Output the material beneath exactly, leaving nothing out.

§ RECORDED INFORMATION:
= = = = = = =

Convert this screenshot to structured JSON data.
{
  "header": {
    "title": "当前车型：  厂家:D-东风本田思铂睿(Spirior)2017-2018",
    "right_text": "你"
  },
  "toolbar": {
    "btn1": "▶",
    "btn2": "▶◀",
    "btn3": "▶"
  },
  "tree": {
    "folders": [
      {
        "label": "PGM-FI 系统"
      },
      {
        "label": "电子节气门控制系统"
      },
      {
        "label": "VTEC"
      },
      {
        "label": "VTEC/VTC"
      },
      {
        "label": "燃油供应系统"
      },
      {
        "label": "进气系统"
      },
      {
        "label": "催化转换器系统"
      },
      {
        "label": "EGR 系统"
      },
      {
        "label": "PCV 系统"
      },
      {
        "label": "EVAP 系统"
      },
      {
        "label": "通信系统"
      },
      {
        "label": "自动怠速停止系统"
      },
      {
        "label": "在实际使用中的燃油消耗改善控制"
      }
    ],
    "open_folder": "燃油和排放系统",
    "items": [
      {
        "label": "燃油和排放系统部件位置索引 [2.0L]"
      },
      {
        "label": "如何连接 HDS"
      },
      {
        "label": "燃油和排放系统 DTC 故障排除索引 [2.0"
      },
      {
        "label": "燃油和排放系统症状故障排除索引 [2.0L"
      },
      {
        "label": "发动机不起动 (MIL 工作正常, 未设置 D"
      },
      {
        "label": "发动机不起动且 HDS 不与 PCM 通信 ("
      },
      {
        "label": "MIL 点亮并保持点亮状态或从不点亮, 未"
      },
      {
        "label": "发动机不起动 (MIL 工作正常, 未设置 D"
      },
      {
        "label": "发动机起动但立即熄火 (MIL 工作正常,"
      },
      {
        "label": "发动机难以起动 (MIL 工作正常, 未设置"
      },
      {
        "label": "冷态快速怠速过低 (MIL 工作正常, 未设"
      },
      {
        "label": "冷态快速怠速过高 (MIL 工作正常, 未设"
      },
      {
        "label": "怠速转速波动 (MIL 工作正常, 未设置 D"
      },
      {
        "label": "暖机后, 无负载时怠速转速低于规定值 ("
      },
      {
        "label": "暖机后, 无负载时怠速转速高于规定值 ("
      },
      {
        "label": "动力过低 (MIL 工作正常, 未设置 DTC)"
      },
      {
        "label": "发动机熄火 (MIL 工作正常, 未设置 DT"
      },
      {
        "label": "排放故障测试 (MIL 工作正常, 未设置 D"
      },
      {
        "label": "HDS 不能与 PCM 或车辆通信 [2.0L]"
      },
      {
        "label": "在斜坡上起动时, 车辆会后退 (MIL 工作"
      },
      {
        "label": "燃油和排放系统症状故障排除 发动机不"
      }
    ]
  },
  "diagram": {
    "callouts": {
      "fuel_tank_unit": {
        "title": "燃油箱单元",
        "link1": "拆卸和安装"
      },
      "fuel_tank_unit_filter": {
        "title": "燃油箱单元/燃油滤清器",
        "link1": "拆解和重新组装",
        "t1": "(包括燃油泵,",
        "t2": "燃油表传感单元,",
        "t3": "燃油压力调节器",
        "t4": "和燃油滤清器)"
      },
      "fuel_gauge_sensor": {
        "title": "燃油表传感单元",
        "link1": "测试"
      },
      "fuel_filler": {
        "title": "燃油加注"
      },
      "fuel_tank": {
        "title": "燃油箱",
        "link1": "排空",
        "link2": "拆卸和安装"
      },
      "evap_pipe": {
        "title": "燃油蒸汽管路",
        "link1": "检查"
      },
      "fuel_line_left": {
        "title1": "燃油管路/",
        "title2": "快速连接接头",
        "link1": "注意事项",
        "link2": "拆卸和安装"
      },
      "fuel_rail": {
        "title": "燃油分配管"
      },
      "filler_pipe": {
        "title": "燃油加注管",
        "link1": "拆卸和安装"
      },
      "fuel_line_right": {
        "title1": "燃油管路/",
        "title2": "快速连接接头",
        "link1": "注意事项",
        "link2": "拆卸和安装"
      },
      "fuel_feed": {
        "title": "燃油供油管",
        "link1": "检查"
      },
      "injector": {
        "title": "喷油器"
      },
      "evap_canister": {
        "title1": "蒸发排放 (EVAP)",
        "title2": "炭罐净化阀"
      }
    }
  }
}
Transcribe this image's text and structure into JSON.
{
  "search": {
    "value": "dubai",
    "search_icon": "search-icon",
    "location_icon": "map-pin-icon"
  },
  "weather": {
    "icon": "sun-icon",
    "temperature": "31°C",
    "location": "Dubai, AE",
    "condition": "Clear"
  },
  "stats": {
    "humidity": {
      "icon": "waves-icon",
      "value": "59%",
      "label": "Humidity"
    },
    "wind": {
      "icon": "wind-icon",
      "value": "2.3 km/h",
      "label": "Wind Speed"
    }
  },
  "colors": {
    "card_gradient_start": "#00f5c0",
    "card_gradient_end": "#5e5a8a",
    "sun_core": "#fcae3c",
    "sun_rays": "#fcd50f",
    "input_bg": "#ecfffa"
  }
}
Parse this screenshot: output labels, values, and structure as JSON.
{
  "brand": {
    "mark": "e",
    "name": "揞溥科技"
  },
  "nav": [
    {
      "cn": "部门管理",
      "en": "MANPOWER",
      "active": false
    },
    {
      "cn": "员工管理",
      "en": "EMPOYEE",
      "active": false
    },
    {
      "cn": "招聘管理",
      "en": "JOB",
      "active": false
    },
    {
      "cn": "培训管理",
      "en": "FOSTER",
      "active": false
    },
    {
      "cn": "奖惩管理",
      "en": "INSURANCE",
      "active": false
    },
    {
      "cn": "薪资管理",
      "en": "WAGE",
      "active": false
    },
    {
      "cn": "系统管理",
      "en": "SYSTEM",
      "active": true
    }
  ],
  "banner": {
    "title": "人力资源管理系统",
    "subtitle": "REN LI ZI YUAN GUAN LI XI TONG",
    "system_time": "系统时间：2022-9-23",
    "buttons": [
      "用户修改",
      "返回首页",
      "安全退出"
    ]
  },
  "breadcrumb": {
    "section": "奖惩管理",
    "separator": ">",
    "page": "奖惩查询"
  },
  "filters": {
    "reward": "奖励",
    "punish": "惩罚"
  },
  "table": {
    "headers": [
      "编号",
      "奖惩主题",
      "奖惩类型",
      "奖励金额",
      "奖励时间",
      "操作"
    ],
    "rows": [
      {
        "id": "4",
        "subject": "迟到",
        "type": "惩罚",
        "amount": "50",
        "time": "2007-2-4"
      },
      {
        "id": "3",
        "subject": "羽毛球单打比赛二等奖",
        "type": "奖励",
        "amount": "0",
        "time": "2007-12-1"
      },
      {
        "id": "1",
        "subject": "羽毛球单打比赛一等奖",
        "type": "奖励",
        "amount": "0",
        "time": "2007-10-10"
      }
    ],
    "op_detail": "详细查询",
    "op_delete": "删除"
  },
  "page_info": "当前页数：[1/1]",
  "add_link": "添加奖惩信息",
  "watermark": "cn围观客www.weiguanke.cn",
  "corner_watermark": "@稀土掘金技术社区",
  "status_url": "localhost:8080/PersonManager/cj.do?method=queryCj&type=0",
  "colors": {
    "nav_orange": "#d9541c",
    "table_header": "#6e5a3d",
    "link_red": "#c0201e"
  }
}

= = = = = = =

§ SOLUTION FOR THIS TASK:
Convert this screenshot to structured JSON data.
{
  "header": {
    "title": "当前车型：  厂家:D-东风本田思铂睿(Spirior)2017-2018",
    "right_text": "你"
  },
  "toolbar": {
    "btn1": "▶",
    "btn2": "▶◀",
    "btn3": "▶"
  },
  "tree": {
    "folders": [
      {
        "label": "PGM-FI 系统"
      },
      {
        "label": "电子节气门控制系统"
      },
      {
        "label": "VTEC"
      },
      {
        "label": "VTEC/VTC"
      },
      {
        "label": "燃油供应系统"
      },
      {
        "label": "进气系统"
      },
      {
        "label": "催化转换器系统"
      },
      {
        "label": "EGR 系统"
      },
      {
        "label": "PCV 系统"
      },
      {
        "label": "EVAP 系统"
      },
      {
        "label": "通信系统"
      },
      {
        "label": "自动怠速停止系统"
      },
      {
        "label": "在实际使用中的燃油消耗改善控制"
      }
    ],
    "open_folder": "燃油和排放系统",
    "items": [
      {
        "label": "燃油和排放系统部件位置索引 [2.0L]"
      },
      {
        "label": "如何连接 HDS"
      },
      {
        "label": "燃油和排放系统 DTC 故障排除索引 [2.0"
      },
      {
        "label": "燃油和排放系统症状故障排除索引 [2.0L"
      },
      {
        "label": "发动机不起动 (MIL 工作正常, 未设置 D"
      },
      {
        "label": "发动机不起动且 HDS 不与 PCM 通信 ("
      },
      {
        "label": "MIL 点亮并保持点亮状态或从不点亮, 未"
      },
      {
        "label": "发动机不起动 (MIL 工作正常, 未设置 D"
      },
      {
        "label": "发动机起动但立即熄火 (MIL 工作正常,"
      },
      {
        "label": "发动机难以起动 (MIL 工作正常, 未设置"
      },
      {
        "label": "冷态快速怠速过低 (MIL 工作正常, 未设"
      },
      {
        "label": "冷态快速怠速过高 (MIL 工作正常, 未设"
      },
      {
        "label": "怠速转速波动 (MIL 工作正常, 未设置 D"
      },
      {
        "label": "暖机后, 无负载时怠速转速低于规定值 ("
      },
      {
        "label": "暖机后, 无负载时怠速转速高于规定值 ("
      },
      {
        "label": "动力过低 (MIL 工作正常, 未设置 DTC)"
      },
      {
        "label": "发动机熄火 (MIL 工作正常, 未设置 DT"
      },
      {
        "label": "排放故障测试 (MIL 工作正常, 未设置 D"
      },
      {
        "label": "HDS 不能与 PCM 或车辆通信 [2.0L]"
      },
      {
        "label": "在斜坡上起动时, 车辆会后退 (MIL 工作"
      },
      {
        "label": "燃油和排放系统症状故障排除 发动机不"
      }
    ]
  },
  "diagram": {
    "callouts": {
      "fuel_tank_unit": {
        "title": "燃油箱单元",
        "link1": "拆卸和安装"
      },
      "fuel_tank_unit_filter": {
        "title": "燃油箱单元/燃油滤清器",
        "link1": "拆解和重新组装",
        "t1": "(包括燃油泵,",
        "t2": "燃油表传感单元,",
        "t3": "燃油压力调节器",
        "t4": "和燃油滤清器)"
      },
      "fuel_gauge_sensor": {
        "title": "燃油表传感单元",
        "link1": "测试"
      },
      "fuel_filler": {
        "title": "燃油加注"
      },
      "fuel_tank": {
        "title": "燃油箱",
        "link1": "排空",
        "link2": "拆卸和安装"
      },
      "evap_pipe": {
        "title": "燃油蒸汽管路",
        "link1": "检查"
      },
      "fuel_line_left": {
        "title1": "燃油管路/",
        "title2": "快速连接接头",
        "link1": "注意事项",
        "link2": "拆卸和安装"
      },
      "fuel_rail": {
        "title": "燃油分配管"
      },
      "filler_pipe": {
        "title": "燃油加注管",
        "link1": "拆卸和安装"
      },
      "fuel_line_right": {
        "title1": "燃油管路/",
        "title2": "快速连接接头",
        "link1": "注意事项",
        "link2": "拆卸和安装"
      },
      "fuel_feed": {
        "title": "燃油供油管",
        "link1": "检查"
      },
      "injector": {
        "title": "喷油器"
      },
      "evap_canister": {
        "title1": "蒸发排放 (EVAP)",
        "title2": "炭罐净化阀"
      }
    }
  }
}
Transcribe this image's text and structure into JSON.
{
  "search": {
    "value": "dubai",
    "search_icon": "search-icon",
    "location_icon": "map-pin-icon"
  },
  "weather": {
    "icon": "sun-icon",
    "temperature": "31°C",
    "location": "Dubai, AE",
    "condition": "Clear"
  },
  "stats": {
    "humidity": {
      "icon": "waves-icon",
      "value": "59%",
      "label": "Humidity"
    },
    "wind": {
      "icon": "wind-icon",
      "value": "2.3 km/h",
      "label": "Wind Speed"
    }
  },
  "colors": {
    "card_gradient_start": "#00f5c0",
    "card_gradient_end": "#5e5a8a",
    "sun_core": "#fcae3c",
    "sun_rays": "#fcd50f",
    "input_bg": "#ecfffa"
  }
}
Parse this screenshot: output labels, values, and structure as JSON.
{
  "brand": {
    "mark": "e",
    "name": "揞溥科技"
  },
  "nav": [
    {
      "cn": "部门管理",
      "en": "MANPOWER",
      "active": false
    },
    {
      "cn": "员工管理",
      "en": "EMPOYEE",
      "active": false
    },
    {
      "cn": "招聘管理",
      "en": "JOB",
      "active": false
    },
    {
      "cn": "培训管理",
      "en": "FOSTER",
      "active": false
    },
    {
      "cn": "奖惩管理",
      "en": "INSURANCE",
      "active": false
    },
    {
      "cn": "薪资管理",
      "en": "WAGE",
      "active": false
    },
    {
      "cn": "系统管理",
      "en": "SYSTEM",
      "active": true
    }
  ],
  "banner": {
    "title": "人力资源管理系统",
    "subtitle": "REN LI ZI YUAN GUAN LI XI TONG",
    "system_time": "系统时间：2022-9-23",
    "buttons": [
      "用户修改",
      "返回首页",
      "安全退出"
    ]
  },
  "breadcrumb": {
    "section": "奖惩管理",
    "separator": ">",
    "page": "奖惩查询"
  },
  "filters": {
    "reward": "奖励",
    "punish": "惩罚"
  },
  "table": {
    "headers": [
      "编号",
      "奖惩主题",
      "奖惩类型",
      "奖励金额",
      "奖励时间",
      "操作"
    ],
    "rows": [
      {
        "id": "4",
        "subject": "迟到",
        "type": "惩罚",
        "amount": "50",
        "time": "2007-2-4"
      },
      {
        "id": "3",
        "subject": "羽毛球单打比赛二等奖",
        "type": "奖励",
        "amount": "0",
        "time": "2007-12-1"
      },
      {
        "id": "1",
        "subject": "羽毛球单打比赛一等奖",
        "type": "奖励",
        "amount": "0",
        "time": "2007-10-10"
      }
    ],
    "op_detail": "详细查询",
    "op_delete": "删除"
  },
  "page_info": "当前页数：[1/1]",
  "add_link": "添加奖惩信息",
  "watermark": "cn围观客www.weiguanke.cn",
  "corner_watermark": "@稀土掘金技术社区",
  "status_url": "localhost:8080/PersonManager/cj.do?method=queryCj&type=0",
  "colors": {
    "nav_orange": "#d9541c",
    "table_header": "#6e5a3d",
    "link_red": "#c0201e"
  }
}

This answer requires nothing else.